— start of Text block —

As part of the regulatory compliance enforcement initiative, law enforcement personnel who are certified by the CVSA will inspect commercial motor vehicles and drivers at weigh and inspection stations, temporary sites, and via mobile patrols to verify compliance with federal, state, and local regulations. 

CVSA is a nonprofit organization comprised of local, state, provincial, territorial and federal commercial motor vehicle safety officials and industry representatives in Canada, Mexico and the US. The Alliance aims to prevent commercial motor vehicle crashes, injuries and fatalities and believes that collaboration between government and industry improves road safety and saves lives. 

Each year, International Roadcheck places special emphasis on a category of violations. This year, International Roadcheck will have two focus areas – tractor protection systems and alcohol and controlled substance possession.

Controlled substance and alcohol possession and use remain a major concern for motor carriers, drivers, and the general public. The number of prohibited drivers listed in the U.S. Drug and Alcohol Clearinghouse (DACH) continues to increase. This trend poses a threat to all motorists who travel on roadways throughout North America.

According to the CVSA, this year’s Roadcheck will serve as a reminder to motor carriers to establish and strictly enforce policies that prevent controlled substance and alcohol possession or use in the workplace. In addition, U.S. motor carriers are advised to regularly check the Clearinghouse to ensure that their drivers are not in prohibited status.

— end of Text block —

Tasks to complete:
1/ Transcribe everything in the Roadcheck passage from "According to the" down to "in prohibited status.".
2/ List the levels of government that the Roadcheck passage says CVSA's commercial motor vehicle safety officials come from.

— start of Rows —

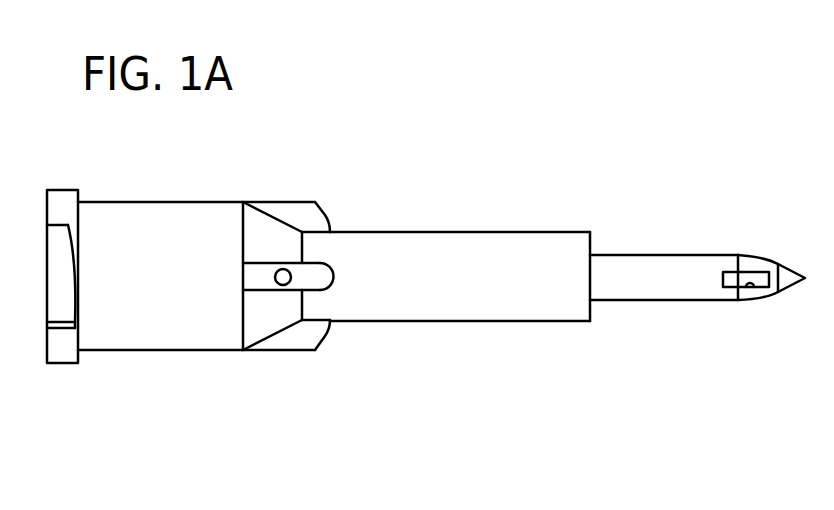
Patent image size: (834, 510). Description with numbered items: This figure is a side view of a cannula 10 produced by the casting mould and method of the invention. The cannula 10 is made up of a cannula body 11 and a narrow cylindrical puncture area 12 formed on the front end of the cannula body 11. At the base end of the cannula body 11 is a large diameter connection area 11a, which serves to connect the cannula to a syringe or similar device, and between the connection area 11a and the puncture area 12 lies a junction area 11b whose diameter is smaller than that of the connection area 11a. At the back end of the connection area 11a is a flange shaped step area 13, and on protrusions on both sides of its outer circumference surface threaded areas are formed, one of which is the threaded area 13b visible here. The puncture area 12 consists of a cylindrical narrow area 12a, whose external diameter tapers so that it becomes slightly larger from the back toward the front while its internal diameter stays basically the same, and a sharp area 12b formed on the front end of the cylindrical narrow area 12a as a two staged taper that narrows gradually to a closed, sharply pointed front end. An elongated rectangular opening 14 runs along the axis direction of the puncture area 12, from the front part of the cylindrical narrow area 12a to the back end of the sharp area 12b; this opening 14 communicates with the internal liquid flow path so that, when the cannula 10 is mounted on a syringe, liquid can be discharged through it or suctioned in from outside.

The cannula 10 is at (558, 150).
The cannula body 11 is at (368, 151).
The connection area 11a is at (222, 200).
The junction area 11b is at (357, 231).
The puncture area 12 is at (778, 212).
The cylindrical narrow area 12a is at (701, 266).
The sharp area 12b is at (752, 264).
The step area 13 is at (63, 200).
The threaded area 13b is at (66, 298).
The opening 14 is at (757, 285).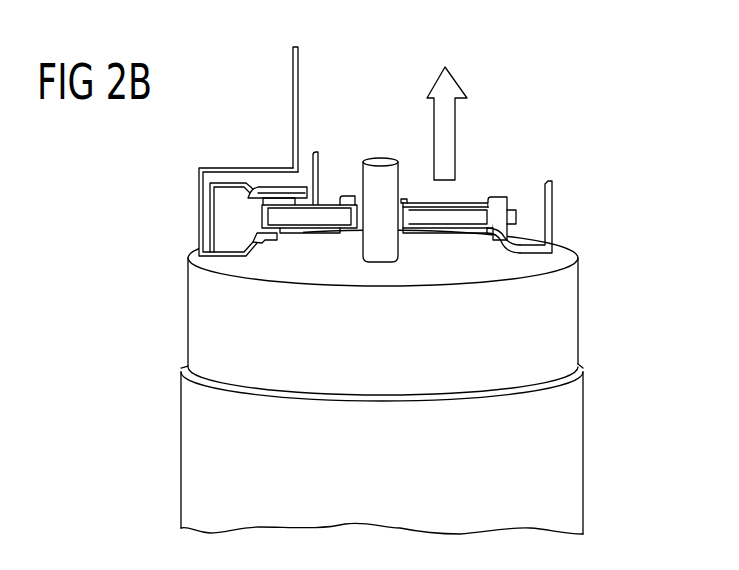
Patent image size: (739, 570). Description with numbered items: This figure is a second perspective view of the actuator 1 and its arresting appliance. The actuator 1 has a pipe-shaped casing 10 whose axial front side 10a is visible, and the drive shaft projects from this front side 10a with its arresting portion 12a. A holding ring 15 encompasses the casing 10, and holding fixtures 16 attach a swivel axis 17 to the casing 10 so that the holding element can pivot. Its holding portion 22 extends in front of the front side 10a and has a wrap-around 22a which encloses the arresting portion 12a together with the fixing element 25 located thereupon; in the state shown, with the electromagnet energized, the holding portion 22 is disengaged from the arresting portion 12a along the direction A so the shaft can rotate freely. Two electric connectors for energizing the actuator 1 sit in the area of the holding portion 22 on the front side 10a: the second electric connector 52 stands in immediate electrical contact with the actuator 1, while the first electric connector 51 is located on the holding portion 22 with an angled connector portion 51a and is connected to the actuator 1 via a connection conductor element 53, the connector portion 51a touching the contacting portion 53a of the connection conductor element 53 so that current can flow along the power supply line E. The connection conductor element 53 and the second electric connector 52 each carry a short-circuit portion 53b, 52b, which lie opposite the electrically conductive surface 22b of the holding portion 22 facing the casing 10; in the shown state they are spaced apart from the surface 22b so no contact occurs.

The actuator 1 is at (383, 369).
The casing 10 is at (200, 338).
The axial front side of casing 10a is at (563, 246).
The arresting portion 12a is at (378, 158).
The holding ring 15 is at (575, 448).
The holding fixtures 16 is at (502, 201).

— end of Rows —

Responses to the exercise:
1/
According to the CVSA, this year’s Roadcheck will serve as a reminder to motor carriers to establish and strictly enforce policies that prevent controlled substance and alcohol possession or use in the workplace. In addition, U.S. motor carriers are advised to regularly check the Clearinghouse to ensure that their drivers are not in prohibited status.

2/ local, state, provincial, territorial, federal